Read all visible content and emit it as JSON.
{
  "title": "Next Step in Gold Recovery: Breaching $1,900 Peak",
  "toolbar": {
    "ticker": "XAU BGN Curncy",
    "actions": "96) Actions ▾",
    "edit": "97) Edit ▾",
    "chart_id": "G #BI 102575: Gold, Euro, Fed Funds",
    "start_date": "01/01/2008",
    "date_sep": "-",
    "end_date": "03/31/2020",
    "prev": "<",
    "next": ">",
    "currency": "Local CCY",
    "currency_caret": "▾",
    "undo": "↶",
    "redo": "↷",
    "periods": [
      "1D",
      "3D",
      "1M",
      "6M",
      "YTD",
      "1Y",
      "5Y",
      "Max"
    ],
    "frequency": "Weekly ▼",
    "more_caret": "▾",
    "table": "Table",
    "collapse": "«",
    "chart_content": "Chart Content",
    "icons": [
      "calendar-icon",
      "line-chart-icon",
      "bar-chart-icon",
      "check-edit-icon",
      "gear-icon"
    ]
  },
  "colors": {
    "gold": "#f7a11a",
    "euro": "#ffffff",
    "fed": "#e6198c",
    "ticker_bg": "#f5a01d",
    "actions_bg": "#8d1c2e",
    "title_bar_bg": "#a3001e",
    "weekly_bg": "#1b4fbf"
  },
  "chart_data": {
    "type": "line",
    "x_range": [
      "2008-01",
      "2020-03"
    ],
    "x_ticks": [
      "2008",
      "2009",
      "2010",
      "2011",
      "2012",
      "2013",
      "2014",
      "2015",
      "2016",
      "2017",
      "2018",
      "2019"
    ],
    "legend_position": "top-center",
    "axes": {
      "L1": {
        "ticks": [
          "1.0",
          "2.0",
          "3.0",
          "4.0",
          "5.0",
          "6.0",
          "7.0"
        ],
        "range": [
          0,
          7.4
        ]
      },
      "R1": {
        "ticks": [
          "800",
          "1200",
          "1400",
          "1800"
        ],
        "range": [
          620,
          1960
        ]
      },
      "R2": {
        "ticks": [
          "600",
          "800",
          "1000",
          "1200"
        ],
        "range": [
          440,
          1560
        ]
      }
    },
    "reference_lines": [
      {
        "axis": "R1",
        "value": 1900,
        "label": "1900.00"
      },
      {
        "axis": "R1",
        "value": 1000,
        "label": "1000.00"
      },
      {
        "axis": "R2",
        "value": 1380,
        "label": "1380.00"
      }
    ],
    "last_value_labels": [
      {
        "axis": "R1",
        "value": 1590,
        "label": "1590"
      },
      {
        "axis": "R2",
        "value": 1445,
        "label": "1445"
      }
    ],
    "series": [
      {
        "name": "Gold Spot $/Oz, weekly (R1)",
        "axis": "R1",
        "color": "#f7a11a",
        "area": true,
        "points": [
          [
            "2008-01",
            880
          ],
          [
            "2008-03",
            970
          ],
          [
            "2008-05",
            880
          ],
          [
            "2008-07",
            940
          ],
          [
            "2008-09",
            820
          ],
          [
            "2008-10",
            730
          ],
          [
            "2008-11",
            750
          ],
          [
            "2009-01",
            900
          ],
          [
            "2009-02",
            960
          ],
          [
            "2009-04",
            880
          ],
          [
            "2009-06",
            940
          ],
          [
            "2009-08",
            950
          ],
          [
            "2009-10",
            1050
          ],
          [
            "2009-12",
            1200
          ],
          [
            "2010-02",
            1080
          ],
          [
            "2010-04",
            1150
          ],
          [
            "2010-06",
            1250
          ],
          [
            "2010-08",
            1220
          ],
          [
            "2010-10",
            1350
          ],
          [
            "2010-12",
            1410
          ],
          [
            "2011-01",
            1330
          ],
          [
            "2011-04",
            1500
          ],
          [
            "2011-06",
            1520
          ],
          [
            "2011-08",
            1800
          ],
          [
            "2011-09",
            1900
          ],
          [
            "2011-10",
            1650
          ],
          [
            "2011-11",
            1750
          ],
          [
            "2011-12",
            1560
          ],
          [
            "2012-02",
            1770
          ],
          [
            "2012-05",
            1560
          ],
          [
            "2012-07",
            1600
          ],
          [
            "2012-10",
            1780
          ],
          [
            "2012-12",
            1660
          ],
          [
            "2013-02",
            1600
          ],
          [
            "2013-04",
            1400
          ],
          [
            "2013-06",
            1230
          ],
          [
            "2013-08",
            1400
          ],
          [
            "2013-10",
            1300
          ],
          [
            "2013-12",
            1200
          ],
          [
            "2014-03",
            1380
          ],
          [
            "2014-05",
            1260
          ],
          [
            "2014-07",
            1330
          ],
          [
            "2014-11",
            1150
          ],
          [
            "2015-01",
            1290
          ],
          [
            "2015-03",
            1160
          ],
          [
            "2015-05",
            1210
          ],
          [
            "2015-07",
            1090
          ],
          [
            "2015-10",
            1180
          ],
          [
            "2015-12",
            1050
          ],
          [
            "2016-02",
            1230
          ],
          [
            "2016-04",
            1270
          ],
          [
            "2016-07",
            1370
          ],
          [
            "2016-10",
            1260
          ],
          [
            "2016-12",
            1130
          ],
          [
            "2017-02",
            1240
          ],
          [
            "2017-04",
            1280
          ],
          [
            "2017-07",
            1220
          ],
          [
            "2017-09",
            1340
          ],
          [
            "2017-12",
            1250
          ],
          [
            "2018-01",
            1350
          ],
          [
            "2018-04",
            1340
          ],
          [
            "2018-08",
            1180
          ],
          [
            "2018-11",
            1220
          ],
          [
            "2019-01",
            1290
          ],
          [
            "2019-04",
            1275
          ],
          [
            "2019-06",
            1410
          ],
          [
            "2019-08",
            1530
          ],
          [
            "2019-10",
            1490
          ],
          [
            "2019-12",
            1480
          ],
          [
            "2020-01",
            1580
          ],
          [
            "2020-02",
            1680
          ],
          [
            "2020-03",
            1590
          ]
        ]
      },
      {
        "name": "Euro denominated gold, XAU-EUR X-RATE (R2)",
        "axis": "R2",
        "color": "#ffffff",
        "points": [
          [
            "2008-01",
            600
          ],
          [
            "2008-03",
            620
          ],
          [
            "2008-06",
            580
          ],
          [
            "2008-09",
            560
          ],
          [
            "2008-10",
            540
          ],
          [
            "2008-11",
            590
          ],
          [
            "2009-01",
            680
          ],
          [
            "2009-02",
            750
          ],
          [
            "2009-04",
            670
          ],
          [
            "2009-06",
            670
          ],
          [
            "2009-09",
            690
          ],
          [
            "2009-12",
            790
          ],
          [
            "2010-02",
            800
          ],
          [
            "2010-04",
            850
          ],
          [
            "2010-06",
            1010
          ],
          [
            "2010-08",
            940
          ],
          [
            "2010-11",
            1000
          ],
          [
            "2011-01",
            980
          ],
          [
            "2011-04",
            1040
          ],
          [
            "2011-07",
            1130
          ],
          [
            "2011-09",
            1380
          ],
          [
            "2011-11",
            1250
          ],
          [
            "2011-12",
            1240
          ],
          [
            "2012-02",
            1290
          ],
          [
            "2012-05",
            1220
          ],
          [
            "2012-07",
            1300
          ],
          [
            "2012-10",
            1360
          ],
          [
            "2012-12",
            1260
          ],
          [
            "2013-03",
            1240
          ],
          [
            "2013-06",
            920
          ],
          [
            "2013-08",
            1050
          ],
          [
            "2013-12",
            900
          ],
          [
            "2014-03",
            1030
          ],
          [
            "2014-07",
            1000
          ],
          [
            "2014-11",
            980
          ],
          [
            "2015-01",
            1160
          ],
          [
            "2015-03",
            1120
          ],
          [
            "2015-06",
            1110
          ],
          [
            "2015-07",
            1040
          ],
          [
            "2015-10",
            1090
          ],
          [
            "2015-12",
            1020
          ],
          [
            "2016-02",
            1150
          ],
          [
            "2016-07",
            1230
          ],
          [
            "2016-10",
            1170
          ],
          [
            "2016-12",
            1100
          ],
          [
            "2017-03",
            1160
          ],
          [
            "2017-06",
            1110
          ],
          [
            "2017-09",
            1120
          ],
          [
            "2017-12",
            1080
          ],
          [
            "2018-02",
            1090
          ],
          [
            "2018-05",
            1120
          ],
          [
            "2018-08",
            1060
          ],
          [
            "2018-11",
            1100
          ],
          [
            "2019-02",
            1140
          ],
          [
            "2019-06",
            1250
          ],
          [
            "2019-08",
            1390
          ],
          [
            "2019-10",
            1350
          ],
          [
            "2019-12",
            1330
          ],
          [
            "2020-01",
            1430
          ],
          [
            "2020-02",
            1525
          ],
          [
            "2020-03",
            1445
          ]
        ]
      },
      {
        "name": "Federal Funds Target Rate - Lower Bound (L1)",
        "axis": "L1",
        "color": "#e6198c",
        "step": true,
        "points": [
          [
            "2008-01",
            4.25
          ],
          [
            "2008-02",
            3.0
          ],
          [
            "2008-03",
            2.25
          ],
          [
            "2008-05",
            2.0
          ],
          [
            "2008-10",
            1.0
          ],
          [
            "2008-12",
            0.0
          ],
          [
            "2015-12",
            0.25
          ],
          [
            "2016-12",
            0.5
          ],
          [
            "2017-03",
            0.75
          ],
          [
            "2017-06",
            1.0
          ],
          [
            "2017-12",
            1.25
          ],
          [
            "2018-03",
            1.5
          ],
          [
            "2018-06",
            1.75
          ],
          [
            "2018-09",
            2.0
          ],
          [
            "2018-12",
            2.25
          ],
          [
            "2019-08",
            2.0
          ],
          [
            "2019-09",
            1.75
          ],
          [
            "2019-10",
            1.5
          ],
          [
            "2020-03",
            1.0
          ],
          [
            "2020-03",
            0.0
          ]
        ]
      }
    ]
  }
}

## Request
Gather all lines of the records that include the word "Funds".

## Full output
    "chart_id": "G #BI 102575: Gold, Euro, Fed Funds",
        "name": "Federal Funds Target Rate - Lower Bound (L1)",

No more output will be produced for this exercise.